What is asked
From the records below, extract all the text exactly and leave the images behind.

(Items from a dataset)
↓↓↓

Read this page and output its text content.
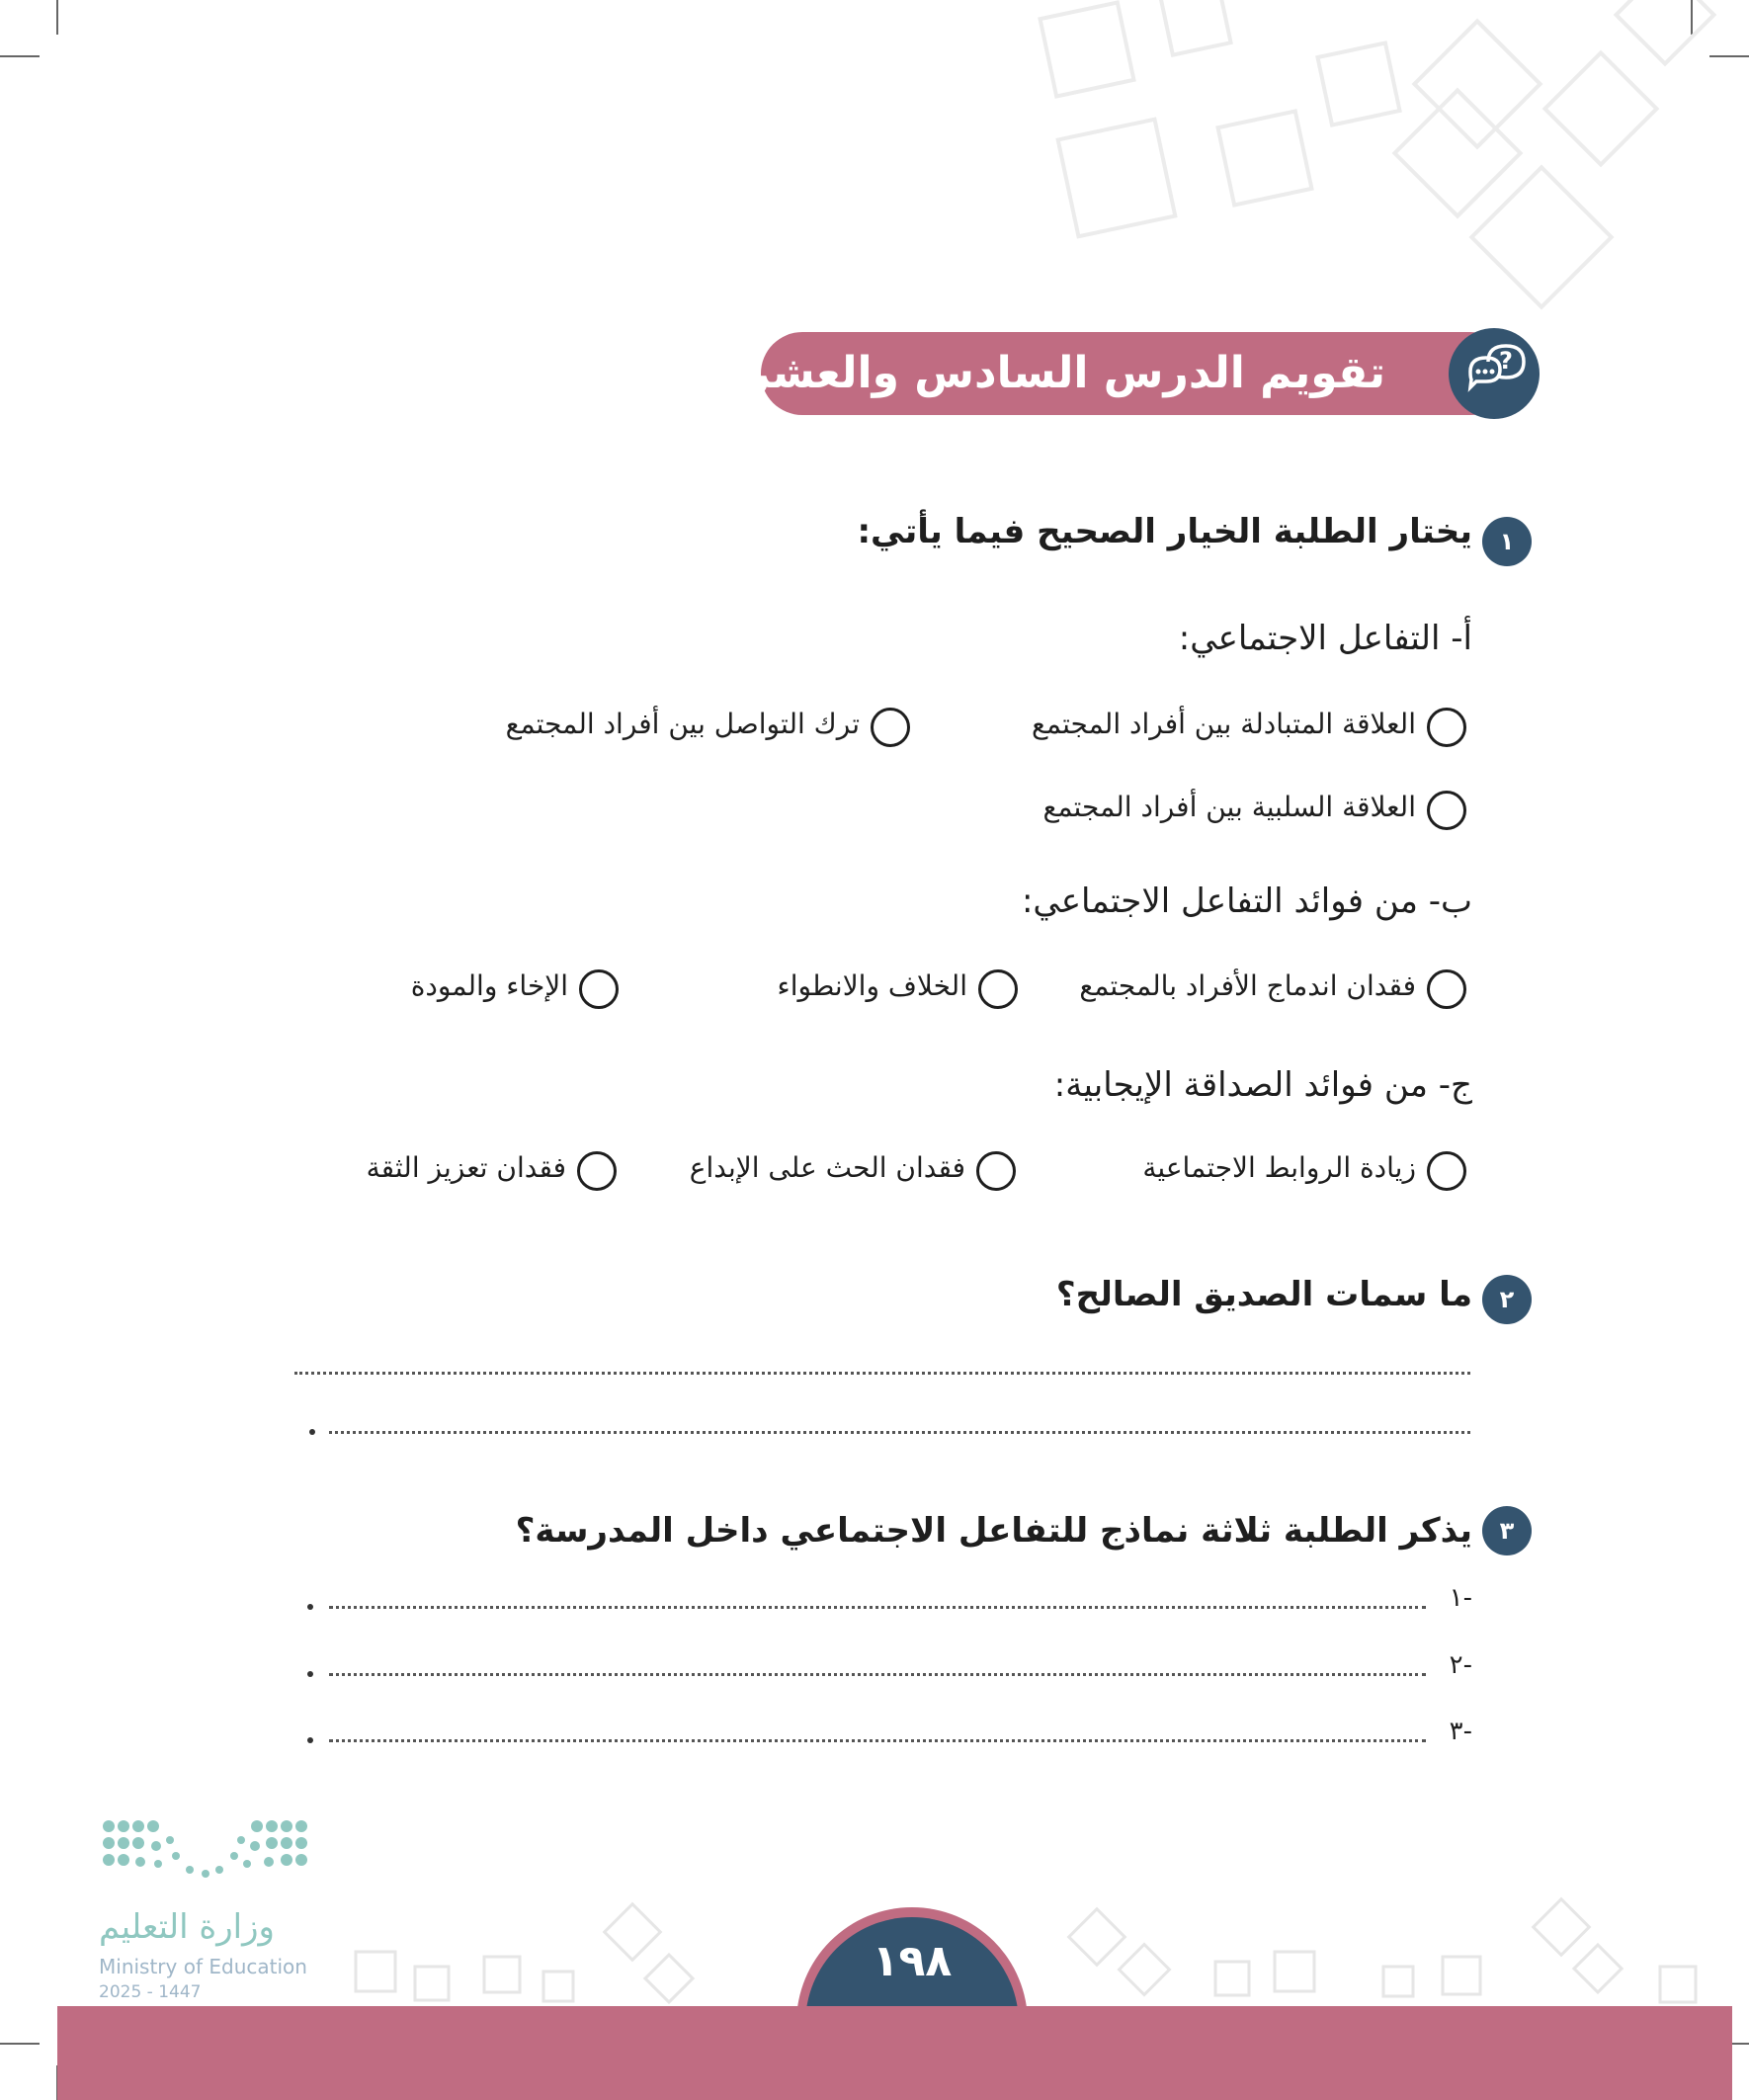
تقويم الدرس السادس والعشرين	?
١
يختار الطلبة الخيار الصحيح فيما يأتي:
أ- التفاعل الاجتماعي:
العلاقة المتبادلة بين أفراد المجتمع
ترك التواصل بين أفراد المجتمع
العلاقة السلبية بين أفراد المجتمع
ب- من فوائد التفاعل الاجتماعي:
فقدان اندماج الأفراد بالمجتمع
الخلاف والانطواء
الإخاء والمودة
ج- من فوائد الصداقة الإيجابية:
زيادة الروابط الاجتماعية
فقدان الحث على الإبداع
فقدان تعزيز الثقة
٢
ما سمات الصديق الصالح؟
٣
يذكر الطلبة ثلاثة نماذج للتفاعل الاجتماعي داخل المدرسة؟
-١
-٢
-٣
وزارة التعليم
Ministry of Education
2025 - 1447
١٩٨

↑↑↑

Answer to this task
Read this page and output its text content.
تقويم الدرس السادس والعشرين	?
١
يختار الطلبة الخيار الصحيح فيما يأتي:
أ- التفاعل الاجتماعي:
العلاقة المتبادلة بين أفراد المجتمع
ترك التواصل بين أفراد المجتمع
العلاقة السلبية بين أفراد المجتمع
ب- من فوائد التفاعل الاجتماعي:
فقدان اندماج الأفراد بالمجتمع
الخلاف والانطواء
الإخاء والمودة
ج- من فوائد الصداقة الإيجابية:
زيادة الروابط الاجتماعية
فقدان الحث على الإبداع
فقدان تعزيز الثقة
٢
ما سمات الصديق الصالح؟
٣
يذكر الطلبة ثلاثة نماذج للتفاعل الاجتماعي داخل المدرسة؟
-١
-٢
-٣
وزارة التعليم
Ministry of Education
2025 - 1447
١٩٨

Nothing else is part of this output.